WHAT TO PRODUCE: Search the data for the string "this" and extract every line where it appears.

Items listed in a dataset
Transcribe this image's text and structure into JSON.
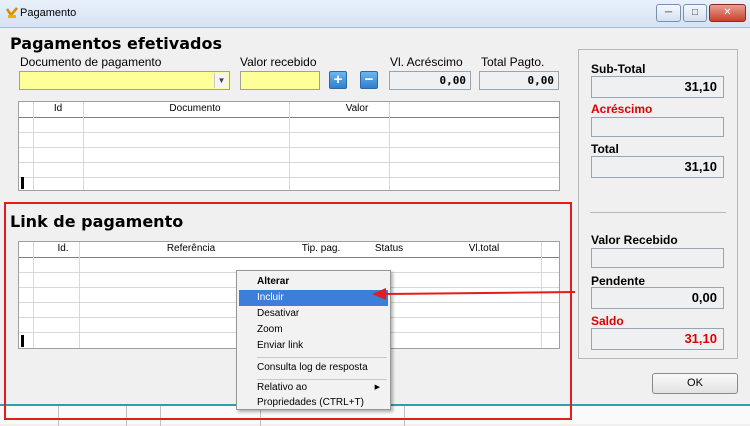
{
  "window": {
    "title": "Pagamento"
  },
  "pagamentos": {
    "heading": "Pagamentos efetivados",
    "doc_label": "Documento de pagamento",
    "doc_value": "",
    "valor_label": "Valor recebido",
    "valor_value": "",
    "acrescimo_label": "Vl. Acréscimo",
    "acrescimo_value": "0,00",
    "total_label": "Total Pagto.",
    "total_value": "0,00",
    "columns": [
      "Id",
      "Documento",
      "Valor"
    ]
  },
  "link": {
    "heading": "Link de pagamento",
    "columns": [
      "Id.",
      "Referência",
      "Tip. pag.",
      "Status",
      "Vl.total"
    ]
  },
  "summary": {
    "subtotal_label": "Sub-Total",
    "subtotal_value": "31,10",
    "acrescimo_label": "Acréscimo",
    "acrescimo_value": "",
    "total_label": "Total",
    "total_value": "31,10",
    "recebido_label": "Valor Recebido",
    "recebido_value": "",
    "pendente_label": "Pendente",
    "pendente_value": "0,00",
    "saldo_label": "Saldo",
    "saldo_value": "31,10"
  },
  "ok_label": "OK",
  "context_menu": {
    "items": [
      "Alterar",
      "Incluir",
      "Desativar",
      "Zoom",
      "Enviar link",
      "Consulta log de resposta",
      "Relativo ao",
      "Propriedades (CTRL+T)"
    ]
  },
  "colors": {
    "highlight": "#e51c1c",
    "menu_selected": "#3d7fd8",
    "input_yellow": "#ffff99"
  }
}
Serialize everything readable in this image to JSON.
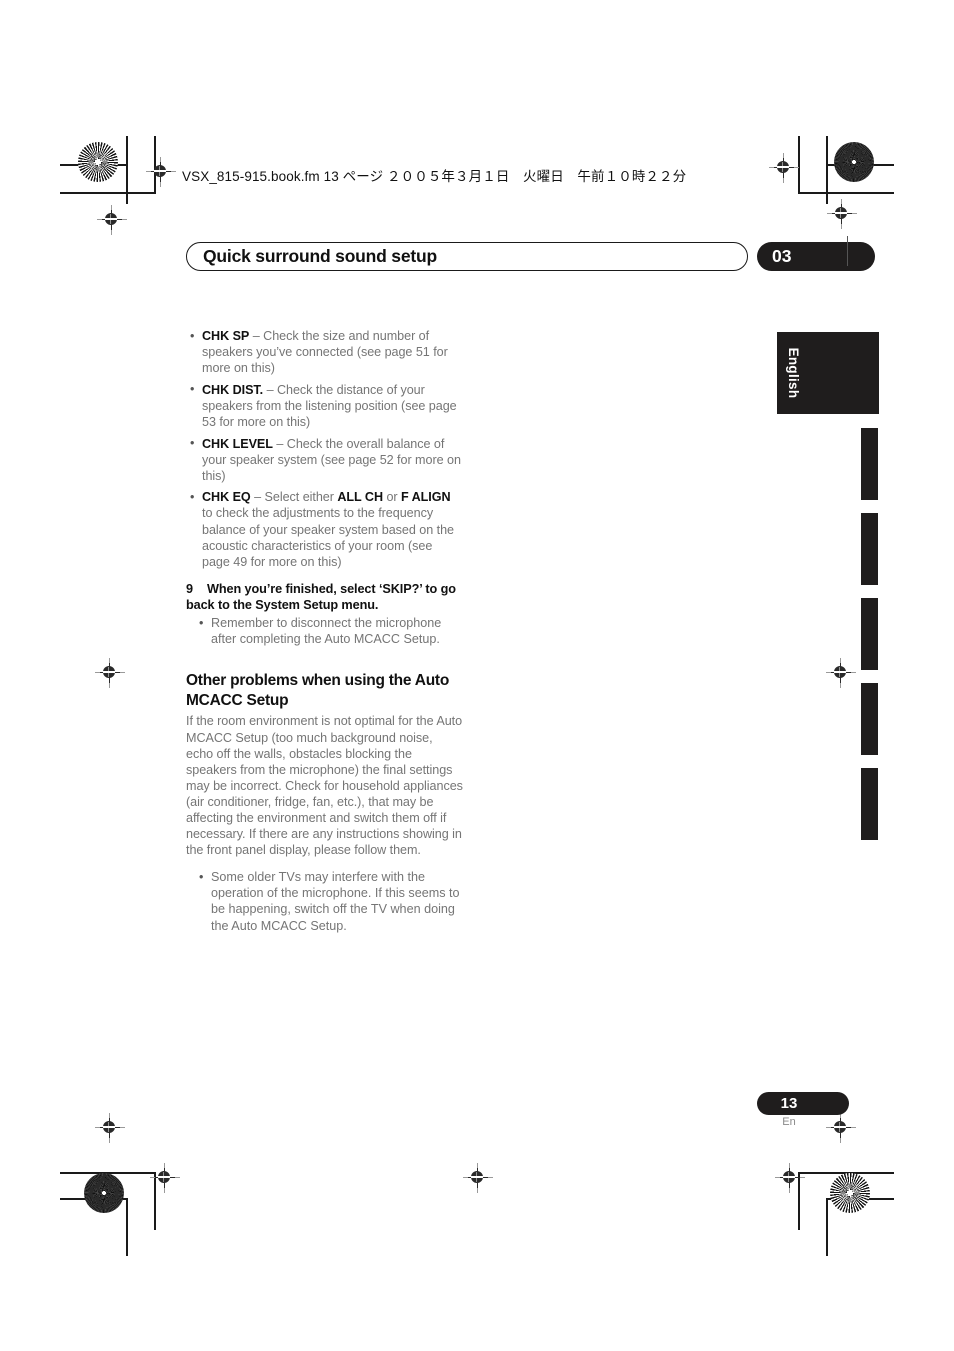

EXPECTED ANSWER:
Transcribe this image's text and structure into JSON.
Serialize everything readable in this image to JSON.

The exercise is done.